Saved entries
━━━━━━━━━━━━━━━━
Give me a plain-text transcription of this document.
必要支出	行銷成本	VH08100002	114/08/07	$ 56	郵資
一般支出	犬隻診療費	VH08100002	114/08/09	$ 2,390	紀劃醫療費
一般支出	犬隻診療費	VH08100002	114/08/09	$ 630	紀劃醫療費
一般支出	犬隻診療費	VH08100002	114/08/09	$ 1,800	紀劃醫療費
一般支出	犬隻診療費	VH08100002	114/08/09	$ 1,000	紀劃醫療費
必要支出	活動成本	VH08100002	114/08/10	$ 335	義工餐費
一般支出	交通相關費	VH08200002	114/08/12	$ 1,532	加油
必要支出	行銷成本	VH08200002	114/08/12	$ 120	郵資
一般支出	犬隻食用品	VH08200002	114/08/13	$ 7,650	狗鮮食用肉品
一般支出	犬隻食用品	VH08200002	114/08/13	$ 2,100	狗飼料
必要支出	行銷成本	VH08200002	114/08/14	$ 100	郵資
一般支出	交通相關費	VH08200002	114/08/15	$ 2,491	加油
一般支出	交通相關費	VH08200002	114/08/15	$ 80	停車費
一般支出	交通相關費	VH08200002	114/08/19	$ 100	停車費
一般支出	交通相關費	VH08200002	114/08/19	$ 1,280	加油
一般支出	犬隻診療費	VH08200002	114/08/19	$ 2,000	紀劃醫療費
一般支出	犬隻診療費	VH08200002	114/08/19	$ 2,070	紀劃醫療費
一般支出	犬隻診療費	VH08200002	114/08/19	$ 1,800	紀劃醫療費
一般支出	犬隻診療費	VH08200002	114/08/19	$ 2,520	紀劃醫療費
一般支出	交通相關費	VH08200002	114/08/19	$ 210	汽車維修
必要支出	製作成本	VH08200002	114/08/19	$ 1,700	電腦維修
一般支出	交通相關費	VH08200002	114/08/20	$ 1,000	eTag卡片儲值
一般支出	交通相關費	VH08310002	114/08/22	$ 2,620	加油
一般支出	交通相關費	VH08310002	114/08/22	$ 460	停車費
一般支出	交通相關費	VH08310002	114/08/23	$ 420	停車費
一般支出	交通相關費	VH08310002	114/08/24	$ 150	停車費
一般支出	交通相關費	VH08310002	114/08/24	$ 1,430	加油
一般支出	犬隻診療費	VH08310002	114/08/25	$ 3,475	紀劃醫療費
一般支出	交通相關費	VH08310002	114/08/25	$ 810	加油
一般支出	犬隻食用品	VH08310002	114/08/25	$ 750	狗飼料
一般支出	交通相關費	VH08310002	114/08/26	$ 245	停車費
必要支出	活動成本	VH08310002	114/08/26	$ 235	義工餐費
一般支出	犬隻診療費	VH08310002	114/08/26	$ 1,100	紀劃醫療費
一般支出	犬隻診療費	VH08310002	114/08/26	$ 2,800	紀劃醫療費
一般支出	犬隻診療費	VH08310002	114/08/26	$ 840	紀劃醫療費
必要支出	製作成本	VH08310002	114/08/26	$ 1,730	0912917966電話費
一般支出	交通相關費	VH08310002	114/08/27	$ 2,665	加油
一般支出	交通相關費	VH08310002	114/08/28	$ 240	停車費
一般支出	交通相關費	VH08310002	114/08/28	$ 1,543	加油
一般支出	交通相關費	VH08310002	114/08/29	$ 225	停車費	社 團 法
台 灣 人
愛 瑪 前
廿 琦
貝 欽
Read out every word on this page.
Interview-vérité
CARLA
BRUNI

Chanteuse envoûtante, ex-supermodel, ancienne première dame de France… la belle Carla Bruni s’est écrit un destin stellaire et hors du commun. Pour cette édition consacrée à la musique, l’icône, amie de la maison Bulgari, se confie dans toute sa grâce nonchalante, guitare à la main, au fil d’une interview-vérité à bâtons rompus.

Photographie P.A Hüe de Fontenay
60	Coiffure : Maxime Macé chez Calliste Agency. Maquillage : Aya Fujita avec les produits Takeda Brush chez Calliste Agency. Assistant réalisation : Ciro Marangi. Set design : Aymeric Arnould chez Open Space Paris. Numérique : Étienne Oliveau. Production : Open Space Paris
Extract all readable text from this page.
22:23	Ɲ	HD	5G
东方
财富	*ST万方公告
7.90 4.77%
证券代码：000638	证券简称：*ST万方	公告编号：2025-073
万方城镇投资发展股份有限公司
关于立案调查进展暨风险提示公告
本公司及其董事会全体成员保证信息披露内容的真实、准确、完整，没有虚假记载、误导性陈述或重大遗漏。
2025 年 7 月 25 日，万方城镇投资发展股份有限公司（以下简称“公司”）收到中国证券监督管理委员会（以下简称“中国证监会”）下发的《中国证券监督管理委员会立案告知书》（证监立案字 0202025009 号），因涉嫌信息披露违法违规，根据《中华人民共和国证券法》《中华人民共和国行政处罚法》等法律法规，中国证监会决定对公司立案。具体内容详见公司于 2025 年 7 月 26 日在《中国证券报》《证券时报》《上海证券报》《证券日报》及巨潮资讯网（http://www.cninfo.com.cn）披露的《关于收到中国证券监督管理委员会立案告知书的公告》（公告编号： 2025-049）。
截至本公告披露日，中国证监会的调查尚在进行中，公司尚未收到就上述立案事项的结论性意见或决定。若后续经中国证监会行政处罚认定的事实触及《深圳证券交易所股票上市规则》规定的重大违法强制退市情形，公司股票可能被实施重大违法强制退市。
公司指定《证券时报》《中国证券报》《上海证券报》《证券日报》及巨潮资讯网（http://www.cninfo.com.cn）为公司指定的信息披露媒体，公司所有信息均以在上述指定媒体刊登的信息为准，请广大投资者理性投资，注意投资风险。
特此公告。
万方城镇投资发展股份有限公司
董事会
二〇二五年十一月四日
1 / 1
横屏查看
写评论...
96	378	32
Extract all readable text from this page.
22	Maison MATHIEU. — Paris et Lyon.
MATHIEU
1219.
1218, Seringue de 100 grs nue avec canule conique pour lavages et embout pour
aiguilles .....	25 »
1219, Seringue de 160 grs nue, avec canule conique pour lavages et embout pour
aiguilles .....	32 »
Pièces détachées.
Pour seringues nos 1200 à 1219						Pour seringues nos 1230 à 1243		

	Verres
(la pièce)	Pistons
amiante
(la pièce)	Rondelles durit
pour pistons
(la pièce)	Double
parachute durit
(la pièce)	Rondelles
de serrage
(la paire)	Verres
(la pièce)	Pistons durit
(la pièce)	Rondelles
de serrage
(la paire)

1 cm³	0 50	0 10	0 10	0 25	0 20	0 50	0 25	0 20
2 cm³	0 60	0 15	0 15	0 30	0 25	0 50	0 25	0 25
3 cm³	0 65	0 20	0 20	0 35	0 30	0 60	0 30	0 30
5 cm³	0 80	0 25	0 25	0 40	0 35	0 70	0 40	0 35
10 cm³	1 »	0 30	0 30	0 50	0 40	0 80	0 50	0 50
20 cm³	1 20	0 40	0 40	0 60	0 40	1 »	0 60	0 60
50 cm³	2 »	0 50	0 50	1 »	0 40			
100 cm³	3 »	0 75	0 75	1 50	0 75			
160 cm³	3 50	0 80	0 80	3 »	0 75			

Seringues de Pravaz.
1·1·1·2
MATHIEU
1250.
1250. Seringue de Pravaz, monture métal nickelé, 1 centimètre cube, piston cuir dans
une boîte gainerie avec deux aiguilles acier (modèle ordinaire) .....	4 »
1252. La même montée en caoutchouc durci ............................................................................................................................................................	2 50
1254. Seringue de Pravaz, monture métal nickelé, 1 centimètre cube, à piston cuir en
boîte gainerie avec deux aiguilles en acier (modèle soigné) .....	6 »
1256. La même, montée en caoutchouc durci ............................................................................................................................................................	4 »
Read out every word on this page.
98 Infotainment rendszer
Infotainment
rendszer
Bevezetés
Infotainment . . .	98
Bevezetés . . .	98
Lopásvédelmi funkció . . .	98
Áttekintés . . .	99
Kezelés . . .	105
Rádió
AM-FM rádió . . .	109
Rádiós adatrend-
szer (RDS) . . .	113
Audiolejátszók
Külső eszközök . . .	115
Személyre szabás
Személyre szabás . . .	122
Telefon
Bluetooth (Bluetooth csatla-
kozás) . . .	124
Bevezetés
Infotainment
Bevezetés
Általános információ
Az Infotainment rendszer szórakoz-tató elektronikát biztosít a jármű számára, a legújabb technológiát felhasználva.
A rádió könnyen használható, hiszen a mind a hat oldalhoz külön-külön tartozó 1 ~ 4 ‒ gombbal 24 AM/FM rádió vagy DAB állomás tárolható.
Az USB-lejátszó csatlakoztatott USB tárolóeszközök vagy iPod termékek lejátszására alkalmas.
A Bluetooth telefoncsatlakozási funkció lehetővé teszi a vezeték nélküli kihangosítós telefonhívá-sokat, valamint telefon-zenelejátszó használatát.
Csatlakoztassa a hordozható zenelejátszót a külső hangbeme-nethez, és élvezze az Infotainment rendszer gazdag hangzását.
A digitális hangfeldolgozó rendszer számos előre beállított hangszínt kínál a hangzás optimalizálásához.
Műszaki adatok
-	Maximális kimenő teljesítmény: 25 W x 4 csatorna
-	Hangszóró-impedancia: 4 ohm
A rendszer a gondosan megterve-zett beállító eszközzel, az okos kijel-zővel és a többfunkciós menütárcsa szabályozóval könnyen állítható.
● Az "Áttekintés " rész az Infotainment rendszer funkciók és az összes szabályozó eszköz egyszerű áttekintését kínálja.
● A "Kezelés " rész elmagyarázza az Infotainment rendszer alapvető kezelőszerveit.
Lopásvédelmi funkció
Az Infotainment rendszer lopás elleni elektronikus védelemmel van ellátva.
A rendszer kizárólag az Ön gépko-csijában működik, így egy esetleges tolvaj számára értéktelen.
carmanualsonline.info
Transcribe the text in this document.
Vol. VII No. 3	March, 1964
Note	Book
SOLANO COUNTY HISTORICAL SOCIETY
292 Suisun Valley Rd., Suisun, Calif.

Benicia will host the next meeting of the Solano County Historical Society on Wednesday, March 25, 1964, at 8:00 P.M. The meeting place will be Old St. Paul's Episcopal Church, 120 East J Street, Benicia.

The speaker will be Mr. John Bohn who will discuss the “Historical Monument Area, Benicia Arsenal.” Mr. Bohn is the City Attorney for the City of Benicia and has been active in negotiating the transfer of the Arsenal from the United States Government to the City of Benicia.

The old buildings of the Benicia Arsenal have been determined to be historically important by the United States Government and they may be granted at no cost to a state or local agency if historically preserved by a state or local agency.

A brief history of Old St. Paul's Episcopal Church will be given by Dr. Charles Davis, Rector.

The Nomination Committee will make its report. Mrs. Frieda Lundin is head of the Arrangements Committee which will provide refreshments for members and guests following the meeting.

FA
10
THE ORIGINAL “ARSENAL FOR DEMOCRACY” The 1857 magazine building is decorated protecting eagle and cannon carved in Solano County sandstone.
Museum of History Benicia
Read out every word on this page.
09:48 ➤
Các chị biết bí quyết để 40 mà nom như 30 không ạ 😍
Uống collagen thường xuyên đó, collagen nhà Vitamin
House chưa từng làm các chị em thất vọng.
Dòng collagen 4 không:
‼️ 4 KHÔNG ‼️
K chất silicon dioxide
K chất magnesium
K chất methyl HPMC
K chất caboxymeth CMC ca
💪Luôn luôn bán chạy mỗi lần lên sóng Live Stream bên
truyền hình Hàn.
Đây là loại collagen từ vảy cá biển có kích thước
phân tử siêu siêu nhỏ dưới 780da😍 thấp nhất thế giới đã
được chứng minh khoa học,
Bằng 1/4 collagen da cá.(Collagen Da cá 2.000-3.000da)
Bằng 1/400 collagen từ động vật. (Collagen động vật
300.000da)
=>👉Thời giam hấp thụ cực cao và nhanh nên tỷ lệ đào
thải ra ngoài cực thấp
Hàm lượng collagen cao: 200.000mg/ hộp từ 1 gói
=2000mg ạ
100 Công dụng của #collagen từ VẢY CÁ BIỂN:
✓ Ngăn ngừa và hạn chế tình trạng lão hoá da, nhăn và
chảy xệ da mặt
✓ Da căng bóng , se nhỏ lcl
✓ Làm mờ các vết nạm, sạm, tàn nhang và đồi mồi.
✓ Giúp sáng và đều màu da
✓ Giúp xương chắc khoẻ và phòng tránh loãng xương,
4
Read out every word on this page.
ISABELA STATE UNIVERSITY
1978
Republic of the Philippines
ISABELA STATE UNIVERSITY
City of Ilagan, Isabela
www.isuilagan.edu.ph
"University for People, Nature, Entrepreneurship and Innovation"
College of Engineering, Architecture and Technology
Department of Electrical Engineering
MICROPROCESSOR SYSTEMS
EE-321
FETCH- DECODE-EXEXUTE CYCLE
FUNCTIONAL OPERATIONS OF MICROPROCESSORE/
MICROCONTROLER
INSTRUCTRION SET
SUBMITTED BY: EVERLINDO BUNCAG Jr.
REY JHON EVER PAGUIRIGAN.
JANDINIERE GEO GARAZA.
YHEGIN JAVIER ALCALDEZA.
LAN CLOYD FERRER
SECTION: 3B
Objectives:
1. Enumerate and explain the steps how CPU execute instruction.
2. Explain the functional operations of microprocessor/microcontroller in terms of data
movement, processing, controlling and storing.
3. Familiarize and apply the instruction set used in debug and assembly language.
━━━━━━━━━━━━━━━━
_Exercise brief_
Using the listing above, show each line holding the string "证券日报".

_Answer below_
2025 年 7 月 25 日，万方城镇投资发展股份有限公司（以下简称“公司”）收到中国证券监督管理委员会（以下简称“中国证监会”）下发的《中国证券监督管理委员会立案告知书》（证监立案字 0202025009 号），因涉嫌信息披露违法违规，根据《中华人民共和国证券法》《中华人民共和国行政处罚法》等法律法规，中国证监会决定对公司立案。具体内容详见公司于 2025 年 7 月 26 日在《中国证券报》《证券时报》《上海证券报》《证券日报》及巨潮资讯网（http://www.cninfo.com.cn）披露的《关于收到中国证券监督管理委员会立案告知书的公告》（公告编号： 2025-049）。
公司指定《证券时报》《中国证券报》《上海证券报》《证券日报》及巨潮资讯网（http://www.cninfo.com.cn）为公司指定的信息披露媒体，公司所有信息均以在上述指定媒体刊登的信息为准，请广大投资者理性投资，注意投资风险。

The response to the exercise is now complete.